__Texte extrait__:
|---|
Ailleurs, de Richard RUSSO
Ailleurs, de Richard Russo, c'est une écriture au souffle coupé, haletante, en proie à de brusques accélérations. Un rythme tendu, dicté par les événements extérieurs. Et l'événement majeur dans ce que dépeint Richard Russo ici, c'est sa mère ! C'est elle qui impose sa cadence à son fils et au récit qu'il livre. Elle ne s'en rend pas forcément compte. Elle est atteinte de toutes sortes de troubles obsessionnels compulsifs, mais à l'époque (les années 1950), on n'emploie pas cette expression pour désigner ce qui empêche cette femme (et son entourage) de mener une existence normale. On parle de crises nerveuses, sans se risquer à développer. Certains de ses proches disent qu'elle ne tourne pas rond, son ex-époux ira jusqu'à la traiter de cinglée, mais l'ignorance et le silence qui entourent le mal dont elle est affligée précipiteront sa « faillite mentale ». J'emprunte volontairement ces mots à Thiéfaine, et je pourrais en trouver d'autres dans son œuvre : « nuit carcérale » me semble parfaitement adapté aussi. Quel enfer fait-on subir aux autres quand on souffre de ces troubles ? Quel enfer subit-on soi-même ? Ces questions ne sont jamais posées directement par Richard Russo, mais elles traversent tout le livre, elles en imprègnent la substance. En tant que lecteur, on peut parfois être oppressé par la vitesse à laquelle s'enchaînent les situations, mais quelque chose - un mystère, sans doute - nous amène à concevoir, au fil des pages, une certaine affection pour cette femme. Peut-être, tout simplement, sent-on que les paradoxes et les démons contre lesquels elle se démène sont ceux qui nous taraudent, à une moindre échelle. Ou qu'il s'en faudrait de peu pour qu'ils n'aillent occuper toute la place dans notre cortex.
|---|
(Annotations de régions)
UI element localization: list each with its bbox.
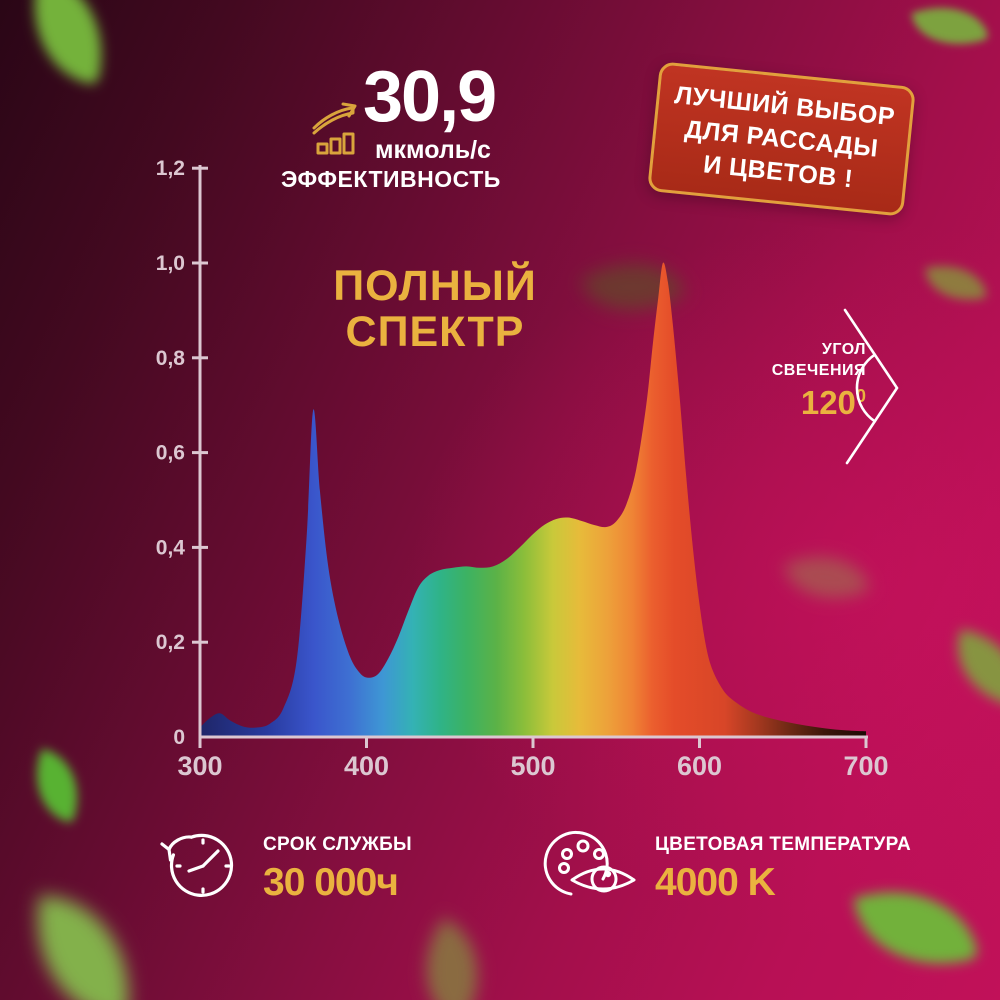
lifespan-value: 30 000ч [263,861,399,904]
growth-chart-icon [312,102,357,155]
x-tick-label: 300 [177,751,222,781]
x-tick-label: 400 [344,751,389,781]
beam-angle-label-line2: СВЕЧЕНИЯ [771,361,866,379]
spectrum-area [200,262,866,737]
y-tick-label: 0,8 [156,347,186,370]
spectrum-title-line1: ПОЛНЫЙ [333,262,537,310]
lifespan-label: СРОК СЛУЖБЫ [263,834,412,855]
angle-120-icon [843,308,899,465]
palette-eye-icon [543,830,636,896]
x-tick-label: 500 [510,751,555,781]
lifespan-block: СРОК СЛУЖБЫ 30 000ч [263,834,412,905]
beam-angle-label-line1: УГОЛ [821,341,866,358]
best-choice-badge: ЛУЧШИЙ ВЫБОР ДЛЯ РАССАДЫ И ЦВЕТОВ ! [647,61,916,217]
color-temperature-label: ЦВЕТОВАЯ ТЕМПЕРАТУРА [655,834,911,855]
efficiency-value: 30,9 [363,57,497,137]
beam-angle-block: УГОЛ СВЕЧЕНИЯ 1200 [756,340,866,422]
y-tick-label: 1,0 [156,252,185,275]
x-tick-label: 700 [843,751,888,781]
spectrum-title: ПОЛНЫЙ СПЕКТР [330,263,540,356]
y-tick-label: 0,6 [156,442,185,465]
x-tick-label: 600 [677,751,722,781]
y-tick-label: 1,2 [156,157,185,180]
y-tick-label: 0,2 [156,631,185,654]
efficiency-block: 30,9 мкмоль/с ЭФФЕКТИВНОСТЬ [281,57,533,206]
efficiency-label: ЭФФЕКТИВНОСТЬ [281,166,501,192]
efficiency-unit: мкмоль/с [375,136,491,164]
color-temperature-value: 4000 K [655,861,776,904]
color-temperature-block: ЦВЕТОВАЯ ТЕМПЕРАТУРА 4000 K [655,834,911,905]
y-tick-label: 0 [173,726,185,749]
spectrum-title-line2: СПЕКТР [345,308,525,357]
y-tick-label: 0,4 [156,536,186,559]
clock-history-icon [160,833,234,897]
beam-angle-value: 1200 [800,383,866,421]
|---|
__Problème à traiter__: Poursuivez, s'il vous plaît, le texte sur le roman Ailleurs, de Richard Russo, en reprenant après sa dernière phrase.

__Résultat__:
Cette femme, Jean, force l'admiration. Elle nous donne à voir la perpétuelle lutte qu'elle mène contre elle-même. Et cela prend parfois des allures de torture, aussi bien pour elle que pour son entourage. On a du mal à la suivre, et on la suit quand même, comme le fait son fils. Pour sûr, en écrivant ce livre, l'idée de se poser en héros d'un quotidien lourd à porter ne l'a pas effleuré, il s'agit plutôt de poser à terre un bagage pesant, de s'en délivrer. Et d'explorer les liens opaques qui peuvent unir un fils à sa mère. Après tout, se demande-t-il, l'écriture, par ce qu'elle a de douloureusement obsessionnel, ne révèle-t-elle pas un dérèglement intérieur ? N'est-elle pas une façon de sublimer une multitude de tourments qui, si l'on n'y prenait garde, pourraient anéantir notre raison ?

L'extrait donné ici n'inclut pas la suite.